## YOUR TASK
Output every line exactly as written. Leave out pictures.

Dataset items
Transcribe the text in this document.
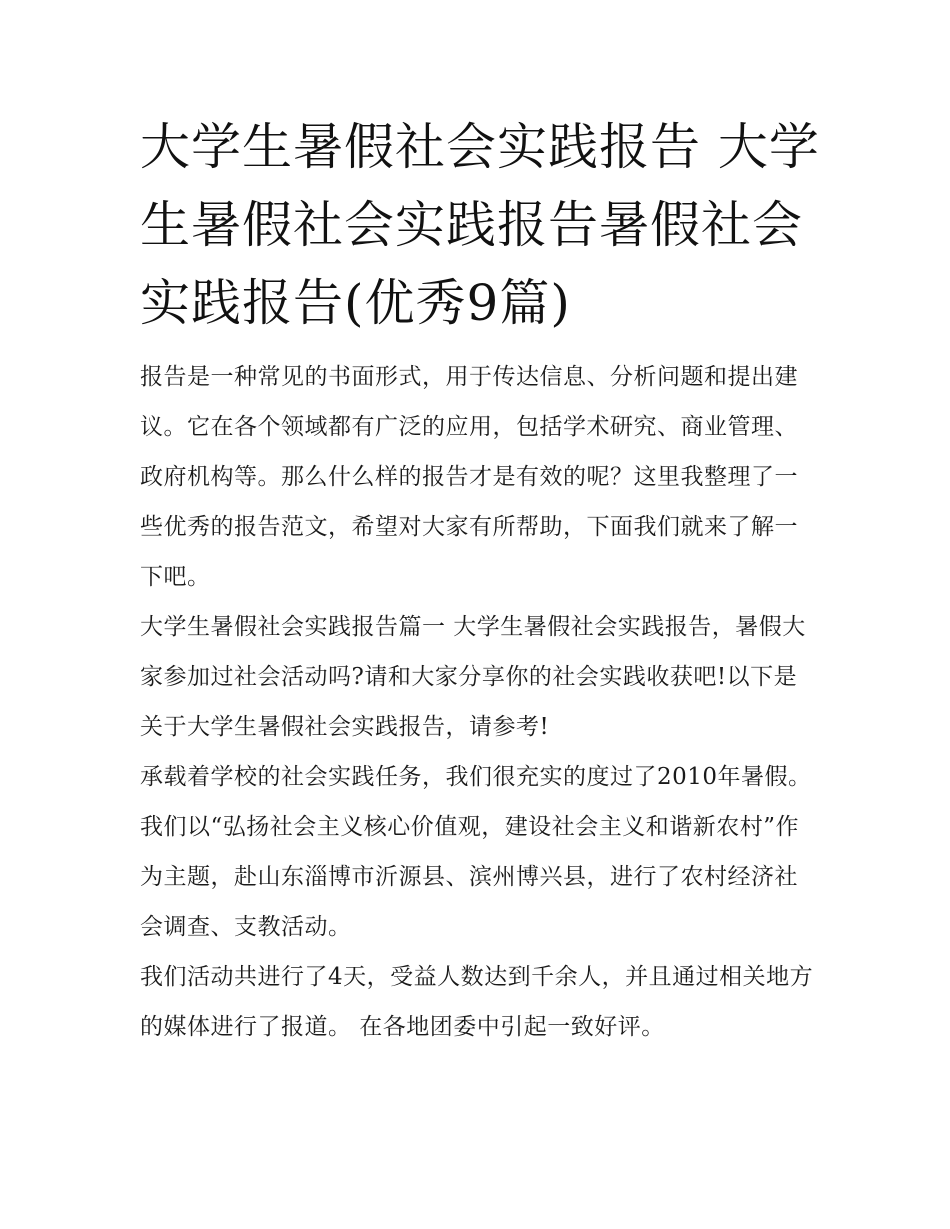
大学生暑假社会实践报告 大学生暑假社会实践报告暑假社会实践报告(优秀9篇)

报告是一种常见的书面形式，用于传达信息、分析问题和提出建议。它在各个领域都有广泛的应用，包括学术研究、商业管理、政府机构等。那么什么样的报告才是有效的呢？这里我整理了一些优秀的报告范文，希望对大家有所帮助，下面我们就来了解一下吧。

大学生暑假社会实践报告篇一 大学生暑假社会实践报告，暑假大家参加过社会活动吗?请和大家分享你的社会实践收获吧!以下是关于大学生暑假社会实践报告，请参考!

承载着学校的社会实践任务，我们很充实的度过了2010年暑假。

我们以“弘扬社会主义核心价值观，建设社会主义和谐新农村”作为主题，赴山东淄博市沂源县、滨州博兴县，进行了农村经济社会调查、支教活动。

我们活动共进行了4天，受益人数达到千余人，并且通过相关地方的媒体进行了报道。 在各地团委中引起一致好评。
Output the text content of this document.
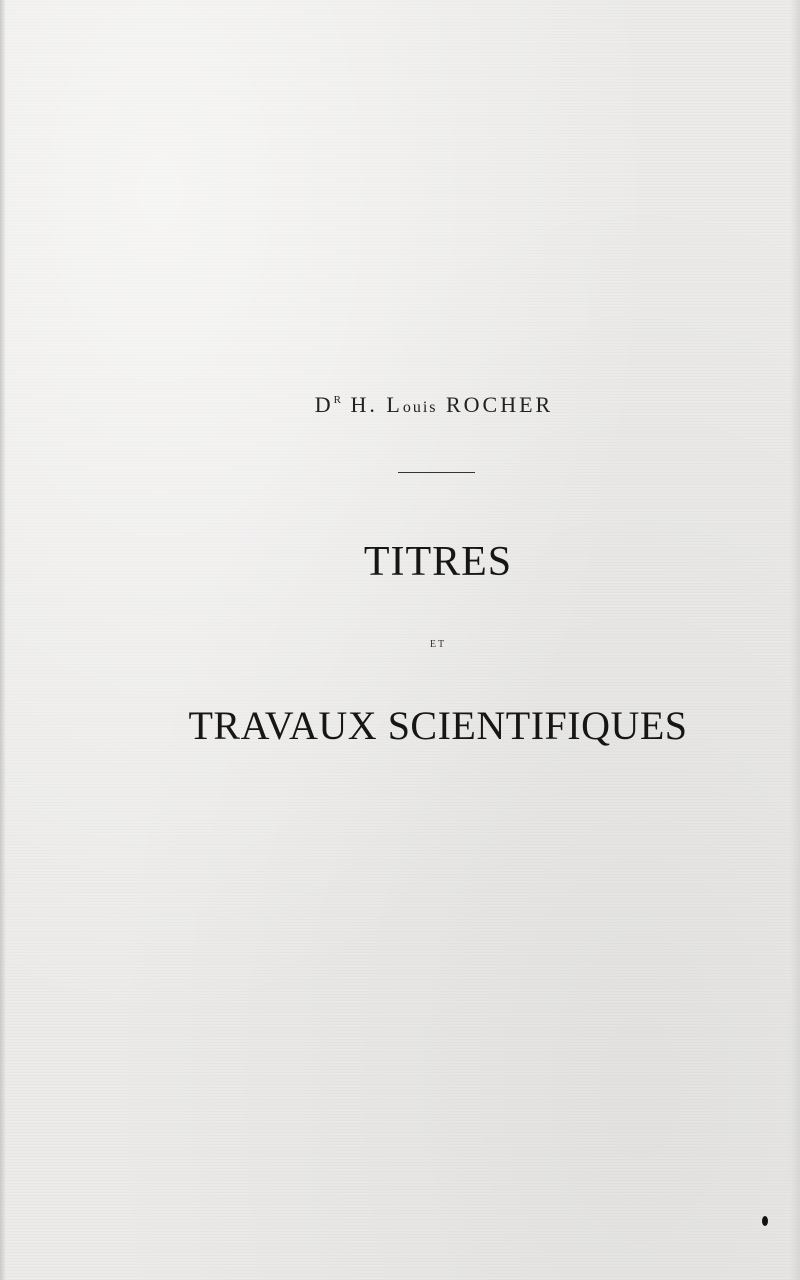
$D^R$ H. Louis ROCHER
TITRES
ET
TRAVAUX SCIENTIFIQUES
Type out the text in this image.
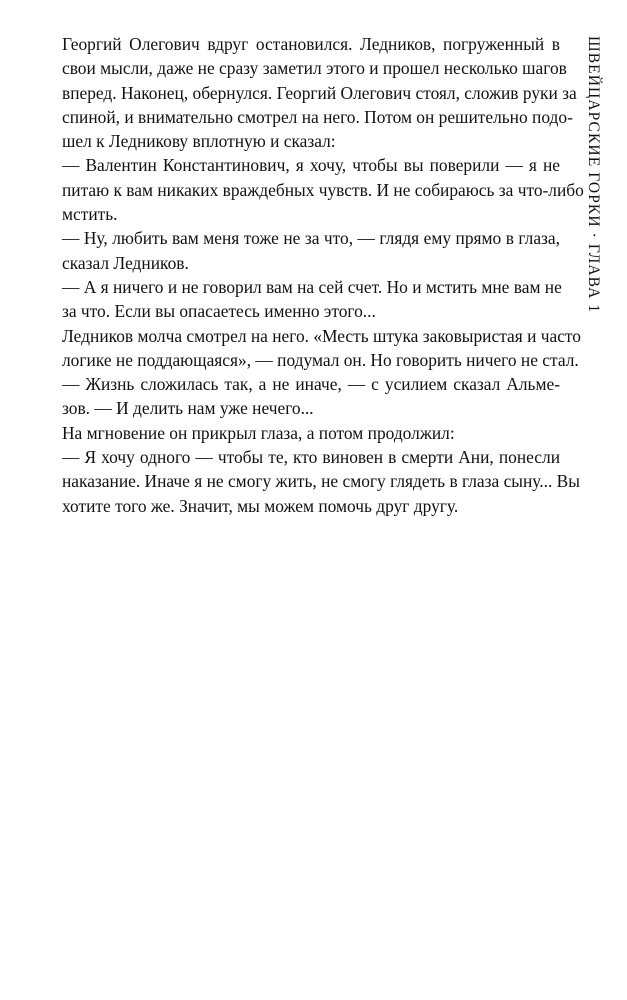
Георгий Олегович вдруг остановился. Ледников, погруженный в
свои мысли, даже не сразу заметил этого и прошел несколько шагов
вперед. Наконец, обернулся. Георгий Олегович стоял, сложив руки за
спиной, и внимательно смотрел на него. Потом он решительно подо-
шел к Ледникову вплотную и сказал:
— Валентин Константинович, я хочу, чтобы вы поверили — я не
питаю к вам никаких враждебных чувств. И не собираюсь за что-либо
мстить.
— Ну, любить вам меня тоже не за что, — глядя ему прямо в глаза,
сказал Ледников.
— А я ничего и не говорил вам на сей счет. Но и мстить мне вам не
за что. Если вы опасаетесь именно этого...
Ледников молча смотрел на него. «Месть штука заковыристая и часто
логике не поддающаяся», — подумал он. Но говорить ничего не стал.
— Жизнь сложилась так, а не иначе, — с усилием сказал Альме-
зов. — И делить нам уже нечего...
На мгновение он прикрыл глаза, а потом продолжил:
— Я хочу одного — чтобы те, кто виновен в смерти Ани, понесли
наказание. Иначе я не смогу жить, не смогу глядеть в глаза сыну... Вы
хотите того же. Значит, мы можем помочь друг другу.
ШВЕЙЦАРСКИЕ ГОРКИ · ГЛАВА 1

## WRITTEN RESPONSE
Transcribe the text in this document.
大学生暑假社会实践报告 大学生暑假社会实践报告暑假社会实践报告(优秀9篇)

报告是一种常见的书面形式，用于传达信息、分析问题和提出建议。它在各个领域都有广泛的应用，包括学术研究、商业管理、政府机构等。那么什么样的报告才是有效的呢？这里我整理了一些优秀的报告范文，希望对大家有所帮助，下面我们就来了解一下吧。

大学生暑假社会实践报告篇一 大学生暑假社会实践报告，暑假大家参加过社会活动吗?请和大家分享你的社会实践收获吧!以下是关于大学生暑假社会实践报告，请参考!

承载着学校的社会实践任务，我们很充实的度过了2010年暑假。

我们以“弘扬社会主义核心价值观，建设社会主义和谐新农村”作为主题，赴山东淄博市沂源县、滨州博兴县，进行了农村经济社会调查、支教活动。

我们活动共进行了4天，受益人数达到千余人，并且通过相关地方的媒体进行了报道。 在各地团委中引起一致好评。
Output the text content of this document.
$D^R$ H. Louis ROCHER
TITRES
ET
TRAVAUX SCIENTIFIQUES
Type out the text in this image.
Георгий Олегович вдруг остановился. Ледников, погруженный в
свои мысли, даже не сразу заметил этого и прошел несколько шагов
вперед. Наконец, обернулся. Георгий Олегович стоял, сложив руки за
спиной, и внимательно смотрел на него. Потом он решительно подо-
шел к Ледникову вплотную и сказал:
— Валентин Константинович, я хочу, чтобы вы поверили — я не
питаю к вам никаких враждебных чувств. И не собираюсь за что-либо
мстить.
— Ну, любить вам меня тоже не за что, — глядя ему прямо в глаза,
сказал Ледников.
— А я ничего и не говорил вам на сей счет. Но и мстить мне вам не
за что. Если вы опасаетесь именно этого...
Ледников молча смотрел на него. «Месть штука заковыристая и часто
логике не поддающаяся», — подумал он. Но говорить ничего не стал.
— Жизнь сложилась так, а не иначе, — с усилием сказал Альме-
зов. — И делить нам уже нечего...
На мгновение он прикрыл глаза, а потом продолжил:
— Я хочу одного — чтобы те, кто виновен в смерти Ани, понесли
наказание. Иначе я не смогу жить, не смогу глядеть в глаза сыну... Вы
хотите того же. Значит, мы можем помочь друг другу.
ШВЕЙЦАРСКИЕ ГОРКИ · ГЛАВА 1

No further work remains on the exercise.